Set problem
Write out each line that follows exactly as it stands, without the pictures.

Stored entries:

■ ■ ■ ■

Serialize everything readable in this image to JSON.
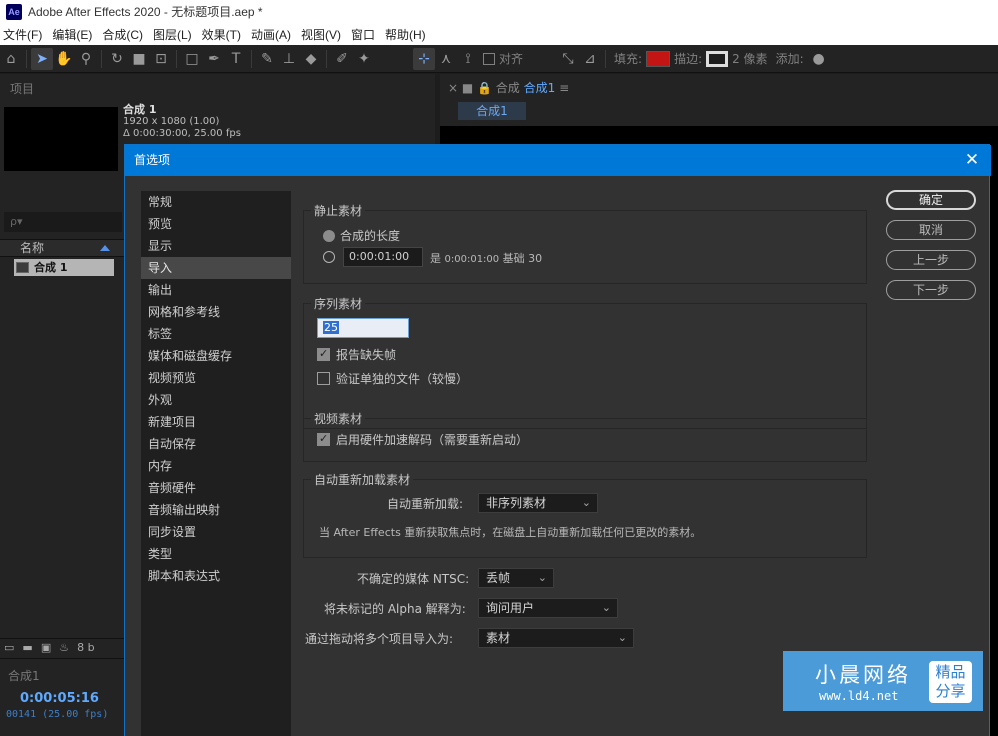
{
  "window": {
    "logo": "Ae",
    "title": "Adobe After Effects 2020 - 无标题项目.aep *"
  },
  "menu": [
    "文件(F)",
    "编辑(E)",
    "合成(C)",
    "图层(L)",
    "效果(T)",
    "动画(A)",
    "视图(V)",
    "窗口",
    "帮助(H)"
  ],
  "toolbar": {
    "align_label": "对齐",
    "fill_label": "填充:",
    "stroke_label": "描边:",
    "stroke_width": "2 像素",
    "add_label": "添加:",
    "fill_color": "#c41515"
  },
  "project_panel": {
    "tab": "项目",
    "comp_name": "合成 1",
    "comp_res": "1920 x 1080 (1.00)",
    "comp_dur": "Δ 0:00:30:00, 25.00 fps",
    "search_placeholder": "ρ▾",
    "col_name": "名称",
    "row_name": "合成 1",
    "bpc": "8 b"
  },
  "timeline": {
    "tab": "合成1",
    "time": "0:00:05:16",
    "frames": "00141 (25.00 fps)"
  },
  "viewer": {
    "tab_prefix": "合成",
    "tab_name": "合成1",
    "sub_tab": "合成1"
  },
  "dialog": {
    "title": "首选项",
    "categories": [
      "常规",
      "预览",
      "显示",
      "导入",
      "输出",
      "网格和参考线",
      "标签",
      "媒体和磁盘缓存",
      "视频预览",
      "外观",
      "新建项目",
      "自动保存",
      "内存",
      "音频硬件",
      "音频输出映射",
      "同步设置",
      "类型",
      "脚本和表达式"
    ],
    "selected_category": "导入",
    "still": {
      "label": "静止素材",
      "opt1": "合成的长度",
      "duration": "0:00:01:00",
      "duration_note_prefix": "是",
      "duration_note_value": "0:00:01:00",
      "duration_note_base": "基础 30"
    },
    "sequence": {
      "label": "序列素材",
      "fps_value": "25",
      "report_missing": "报告缺失帧",
      "verify_files": "验证单独的文件（较慢）"
    },
    "video": {
      "label": "视频素材",
      "hw_decode": "启用硬件加速解码（需要重新启动）"
    },
    "auto_reload": {
      "label": "自动重新加载素材",
      "field_label": "自动重新加载:",
      "value": "非序列素材",
      "note": "当 After Effects 重新获取焦点时，在磁盘上自动重新加载任何已更改的素材。"
    },
    "ntsc": {
      "label": "不确定的媒体 NTSC:",
      "value": "丢帧"
    },
    "alpha": {
      "label": "将未标记的 Alpha 解释为:",
      "value": "询问用户"
    },
    "drag": {
      "label": "通过拖动将多个项目导入为:",
      "value": "素材"
    },
    "buttons": {
      "ok": "确定",
      "cancel": "取消",
      "prev": "上一步",
      "next": "下一步"
    }
  },
  "watermark": {
    "name": "小晨网络",
    "url": "www.ld4.net",
    "badge_line1": "精品",
    "badge_line2": "分享"
  }
}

■ ■ ■ ■

Result
Serialize everything readable in this image to JSON.
{
  "window": {
    "logo": "Ae",
    "title": "Adobe After Effects 2020 - 无标题项目.aep *"
  },
  "menu": [
    "文件(F)",
    "编辑(E)",
    "合成(C)",
    "图层(L)",
    "效果(T)",
    "动画(A)",
    "视图(V)",
    "窗口",
    "帮助(H)"
  ],
  "toolbar": {
    "align_label": "对齐",
    "fill_label": "填充:",
    "stroke_label": "描边:",
    "stroke_width": "2 像素",
    "add_label": "添加:",
    "fill_color": "#c41515"
  },
  "project_panel": {
    "tab": "项目",
    "comp_name": "合成 1",
    "comp_res": "1920 x 1080 (1.00)",
    "comp_dur": "Δ 0:00:30:00, 25.00 fps",
    "search_placeholder": "ρ▾",
    "col_name": "名称",
    "row_name": "合成 1",
    "bpc": "8 b"
  },
  "timeline": {
    "tab": "合成1",
    "time": "0:00:05:16",
    "frames": "00141 (25.00 fps)"
  },
  "viewer": {
    "tab_prefix": "合成",
    "tab_name": "合成1",
    "sub_tab": "合成1"
  },
  "dialog": {
    "title": "首选项",
    "categories": [
      "常规",
      "预览",
      "显示",
      "导入",
      "输出",
      "网格和参考线",
      "标签",
      "媒体和磁盘缓存",
      "视频预览",
      "外观",
      "新建项目",
      "自动保存",
      "内存",
      "音频硬件",
      "音频输出映射",
      "同步设置",
      "类型",
      "脚本和表达式"
    ],
    "selected_category": "导入",
    "still": {
      "label": "静止素材",
      "opt1": "合成的长度",
      "duration": "0:00:01:00",
      "duration_note_prefix": "是",
      "duration_note_value": "0:00:01:00",
      "duration_note_base": "基础 30"
    },
    "sequence": {
      "label": "序列素材",
      "fps_value": "25",
      "report_missing": "报告缺失帧",
      "verify_files": "验证单独的文件（较慢）"
    },
    "video": {
      "label": "视频素材",
      "hw_decode": "启用硬件加速解码（需要重新启动）"
    },
    "auto_reload": {
      "label": "自动重新加载素材",
      "field_label": "自动重新加载:",
      "value": "非序列素材",
      "note": "当 After Effects 重新获取焦点时，在磁盘上自动重新加载任何已更改的素材。"
    },
    "ntsc": {
      "label": "不确定的媒体 NTSC:",
      "value": "丢帧"
    },
    "alpha": {
      "label": "将未标记的 Alpha 解释为:",
      "value": "询问用户"
    },
    "drag": {
      "label": "通过拖动将多个项目导入为:",
      "value": "素材"
    },
    "buttons": {
      "ok": "确定",
      "cancel": "取消",
      "prev": "上一步",
      "next": "下一步"
    }
  },
  "watermark": {
    "name": "小晨网络",
    "url": "www.ld4.net",
    "badge_line1": "精品",
    "badge_line2": "分享"
  }
}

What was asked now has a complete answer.